Start of DATA FOR THE TASK
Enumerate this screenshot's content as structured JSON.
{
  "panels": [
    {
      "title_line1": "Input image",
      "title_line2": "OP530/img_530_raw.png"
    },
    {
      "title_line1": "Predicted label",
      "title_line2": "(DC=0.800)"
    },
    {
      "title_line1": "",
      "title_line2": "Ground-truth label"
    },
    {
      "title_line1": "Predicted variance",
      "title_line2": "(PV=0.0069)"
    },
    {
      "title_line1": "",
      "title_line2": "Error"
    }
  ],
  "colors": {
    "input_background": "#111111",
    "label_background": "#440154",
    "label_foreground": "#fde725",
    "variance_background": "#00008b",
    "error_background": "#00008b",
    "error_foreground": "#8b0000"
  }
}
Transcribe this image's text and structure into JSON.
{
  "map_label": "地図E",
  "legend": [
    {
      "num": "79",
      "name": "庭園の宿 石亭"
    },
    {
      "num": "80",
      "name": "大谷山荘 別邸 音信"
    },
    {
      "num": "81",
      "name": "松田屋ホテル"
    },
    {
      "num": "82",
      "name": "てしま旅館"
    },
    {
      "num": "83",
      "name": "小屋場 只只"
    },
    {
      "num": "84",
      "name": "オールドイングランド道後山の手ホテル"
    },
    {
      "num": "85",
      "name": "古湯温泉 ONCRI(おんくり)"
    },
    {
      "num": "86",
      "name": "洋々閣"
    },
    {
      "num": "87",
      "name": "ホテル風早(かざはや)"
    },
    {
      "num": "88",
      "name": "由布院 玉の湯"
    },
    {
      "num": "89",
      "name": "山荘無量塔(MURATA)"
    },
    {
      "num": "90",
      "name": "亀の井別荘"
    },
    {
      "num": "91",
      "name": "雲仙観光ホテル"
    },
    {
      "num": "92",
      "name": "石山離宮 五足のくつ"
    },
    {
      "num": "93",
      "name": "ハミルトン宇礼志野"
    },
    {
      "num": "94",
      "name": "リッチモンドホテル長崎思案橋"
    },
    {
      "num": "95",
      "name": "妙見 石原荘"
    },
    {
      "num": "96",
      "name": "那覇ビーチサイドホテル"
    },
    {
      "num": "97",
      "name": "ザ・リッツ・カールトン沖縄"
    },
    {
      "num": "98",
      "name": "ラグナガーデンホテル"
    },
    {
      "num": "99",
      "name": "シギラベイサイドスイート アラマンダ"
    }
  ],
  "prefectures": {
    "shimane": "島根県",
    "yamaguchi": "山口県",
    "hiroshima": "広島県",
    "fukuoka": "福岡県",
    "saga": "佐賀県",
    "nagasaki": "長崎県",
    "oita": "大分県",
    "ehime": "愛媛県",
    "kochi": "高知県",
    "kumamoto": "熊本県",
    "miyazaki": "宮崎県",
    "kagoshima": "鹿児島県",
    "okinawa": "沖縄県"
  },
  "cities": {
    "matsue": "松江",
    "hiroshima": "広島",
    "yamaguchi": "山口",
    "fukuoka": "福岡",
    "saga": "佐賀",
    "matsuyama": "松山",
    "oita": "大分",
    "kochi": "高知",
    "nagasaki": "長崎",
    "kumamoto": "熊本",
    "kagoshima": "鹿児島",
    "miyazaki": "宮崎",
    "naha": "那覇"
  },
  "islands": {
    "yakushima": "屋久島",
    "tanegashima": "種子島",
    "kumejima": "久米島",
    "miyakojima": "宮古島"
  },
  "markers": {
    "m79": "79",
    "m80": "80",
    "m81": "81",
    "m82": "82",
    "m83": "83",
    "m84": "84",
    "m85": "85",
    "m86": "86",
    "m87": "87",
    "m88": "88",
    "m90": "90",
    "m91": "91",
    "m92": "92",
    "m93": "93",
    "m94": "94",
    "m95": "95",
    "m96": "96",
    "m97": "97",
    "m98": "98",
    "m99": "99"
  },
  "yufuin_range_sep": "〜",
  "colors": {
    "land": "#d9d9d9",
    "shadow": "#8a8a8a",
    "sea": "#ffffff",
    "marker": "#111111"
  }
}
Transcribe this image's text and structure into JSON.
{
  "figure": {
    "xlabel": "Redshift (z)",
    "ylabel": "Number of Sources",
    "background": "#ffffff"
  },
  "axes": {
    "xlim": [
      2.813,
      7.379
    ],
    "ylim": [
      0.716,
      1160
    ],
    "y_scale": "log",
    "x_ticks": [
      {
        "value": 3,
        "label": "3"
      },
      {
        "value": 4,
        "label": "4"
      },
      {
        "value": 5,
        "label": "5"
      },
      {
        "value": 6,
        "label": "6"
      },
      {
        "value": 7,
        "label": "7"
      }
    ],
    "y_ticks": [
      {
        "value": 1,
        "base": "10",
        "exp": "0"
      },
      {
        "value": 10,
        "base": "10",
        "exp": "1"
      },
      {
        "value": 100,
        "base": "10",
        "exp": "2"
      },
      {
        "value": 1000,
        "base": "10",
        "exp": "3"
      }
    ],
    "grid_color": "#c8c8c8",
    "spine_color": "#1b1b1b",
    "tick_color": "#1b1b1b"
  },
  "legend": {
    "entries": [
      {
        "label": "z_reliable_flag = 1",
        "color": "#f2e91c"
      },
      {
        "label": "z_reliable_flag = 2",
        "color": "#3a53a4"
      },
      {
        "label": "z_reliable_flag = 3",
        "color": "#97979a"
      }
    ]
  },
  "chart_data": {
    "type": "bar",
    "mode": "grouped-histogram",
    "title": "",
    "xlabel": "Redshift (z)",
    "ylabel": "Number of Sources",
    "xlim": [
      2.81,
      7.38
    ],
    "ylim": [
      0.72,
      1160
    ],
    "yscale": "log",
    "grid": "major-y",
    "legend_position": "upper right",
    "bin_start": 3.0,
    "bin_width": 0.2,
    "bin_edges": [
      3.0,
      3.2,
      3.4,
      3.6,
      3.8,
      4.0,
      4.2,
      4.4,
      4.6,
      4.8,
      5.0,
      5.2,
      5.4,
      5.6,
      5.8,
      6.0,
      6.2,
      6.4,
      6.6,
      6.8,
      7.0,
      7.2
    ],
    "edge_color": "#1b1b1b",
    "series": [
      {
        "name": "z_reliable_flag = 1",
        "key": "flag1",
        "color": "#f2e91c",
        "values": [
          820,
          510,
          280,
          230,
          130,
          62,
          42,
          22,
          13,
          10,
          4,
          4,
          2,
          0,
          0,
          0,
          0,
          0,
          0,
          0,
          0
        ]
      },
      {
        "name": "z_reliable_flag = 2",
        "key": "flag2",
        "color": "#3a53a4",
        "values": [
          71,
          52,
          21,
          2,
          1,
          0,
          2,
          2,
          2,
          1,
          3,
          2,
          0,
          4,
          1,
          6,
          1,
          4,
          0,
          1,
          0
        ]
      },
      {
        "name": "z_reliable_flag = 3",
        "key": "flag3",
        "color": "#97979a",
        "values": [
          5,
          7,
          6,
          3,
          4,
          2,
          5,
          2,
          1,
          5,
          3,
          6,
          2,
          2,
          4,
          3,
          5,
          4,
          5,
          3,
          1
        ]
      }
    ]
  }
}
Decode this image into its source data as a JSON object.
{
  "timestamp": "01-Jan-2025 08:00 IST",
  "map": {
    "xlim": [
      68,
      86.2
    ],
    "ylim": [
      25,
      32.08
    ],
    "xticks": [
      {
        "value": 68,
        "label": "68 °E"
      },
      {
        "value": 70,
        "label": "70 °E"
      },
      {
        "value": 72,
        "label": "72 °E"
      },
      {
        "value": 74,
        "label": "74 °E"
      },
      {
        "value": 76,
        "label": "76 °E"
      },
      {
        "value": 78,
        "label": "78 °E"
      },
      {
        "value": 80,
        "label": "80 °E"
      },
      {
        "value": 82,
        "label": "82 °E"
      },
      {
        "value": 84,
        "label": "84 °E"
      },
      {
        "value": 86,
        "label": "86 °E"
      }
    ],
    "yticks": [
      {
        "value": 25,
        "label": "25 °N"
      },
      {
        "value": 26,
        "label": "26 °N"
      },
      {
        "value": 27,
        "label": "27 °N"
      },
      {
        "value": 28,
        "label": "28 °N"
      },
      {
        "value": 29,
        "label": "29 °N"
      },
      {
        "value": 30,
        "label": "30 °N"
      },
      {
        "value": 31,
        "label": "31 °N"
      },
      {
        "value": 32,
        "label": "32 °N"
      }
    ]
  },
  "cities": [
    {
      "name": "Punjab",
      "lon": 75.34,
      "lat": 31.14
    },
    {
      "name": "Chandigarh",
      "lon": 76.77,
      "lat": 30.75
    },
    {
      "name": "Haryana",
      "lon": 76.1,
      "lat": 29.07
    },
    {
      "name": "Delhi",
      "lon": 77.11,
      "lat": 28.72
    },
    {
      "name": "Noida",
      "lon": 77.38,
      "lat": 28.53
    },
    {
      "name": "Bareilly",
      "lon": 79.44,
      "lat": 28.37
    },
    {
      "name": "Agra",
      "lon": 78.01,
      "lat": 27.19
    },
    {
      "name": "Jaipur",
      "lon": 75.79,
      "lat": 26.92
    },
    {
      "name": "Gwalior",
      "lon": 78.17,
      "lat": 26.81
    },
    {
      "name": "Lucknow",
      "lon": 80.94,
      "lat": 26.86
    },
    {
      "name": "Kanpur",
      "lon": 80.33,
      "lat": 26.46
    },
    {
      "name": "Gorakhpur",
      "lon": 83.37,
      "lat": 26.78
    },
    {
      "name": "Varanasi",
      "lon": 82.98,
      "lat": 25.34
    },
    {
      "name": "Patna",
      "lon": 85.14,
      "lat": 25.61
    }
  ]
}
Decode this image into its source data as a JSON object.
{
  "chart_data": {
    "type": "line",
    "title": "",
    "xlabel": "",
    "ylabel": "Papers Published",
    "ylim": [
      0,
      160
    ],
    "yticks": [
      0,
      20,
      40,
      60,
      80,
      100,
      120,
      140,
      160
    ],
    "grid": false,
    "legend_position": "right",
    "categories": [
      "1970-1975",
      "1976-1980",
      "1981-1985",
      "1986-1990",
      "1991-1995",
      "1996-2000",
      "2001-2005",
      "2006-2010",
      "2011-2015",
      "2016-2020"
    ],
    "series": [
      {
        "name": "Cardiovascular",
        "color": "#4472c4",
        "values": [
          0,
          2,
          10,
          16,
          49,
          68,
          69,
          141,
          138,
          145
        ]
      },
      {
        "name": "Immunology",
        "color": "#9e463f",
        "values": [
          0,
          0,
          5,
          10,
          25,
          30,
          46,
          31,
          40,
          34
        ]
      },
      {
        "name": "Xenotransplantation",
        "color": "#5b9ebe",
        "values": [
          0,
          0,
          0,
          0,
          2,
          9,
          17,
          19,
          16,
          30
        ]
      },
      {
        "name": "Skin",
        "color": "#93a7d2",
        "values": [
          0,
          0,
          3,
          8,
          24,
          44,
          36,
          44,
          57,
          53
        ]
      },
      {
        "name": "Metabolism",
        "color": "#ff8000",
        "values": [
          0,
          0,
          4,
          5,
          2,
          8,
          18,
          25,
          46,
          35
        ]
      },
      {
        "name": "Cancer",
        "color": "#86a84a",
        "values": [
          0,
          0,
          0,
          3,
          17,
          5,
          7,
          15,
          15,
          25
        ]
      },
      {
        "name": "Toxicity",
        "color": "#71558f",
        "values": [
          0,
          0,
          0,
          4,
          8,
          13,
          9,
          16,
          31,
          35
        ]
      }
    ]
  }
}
End of DATA FOR THE TASK
» TASK GOAL: Collect each line holding the string "Predicted".

» EXERCISE RESPONSE:
      "title_line1": "Predicted label",
      "title_line1": "Predicted variance",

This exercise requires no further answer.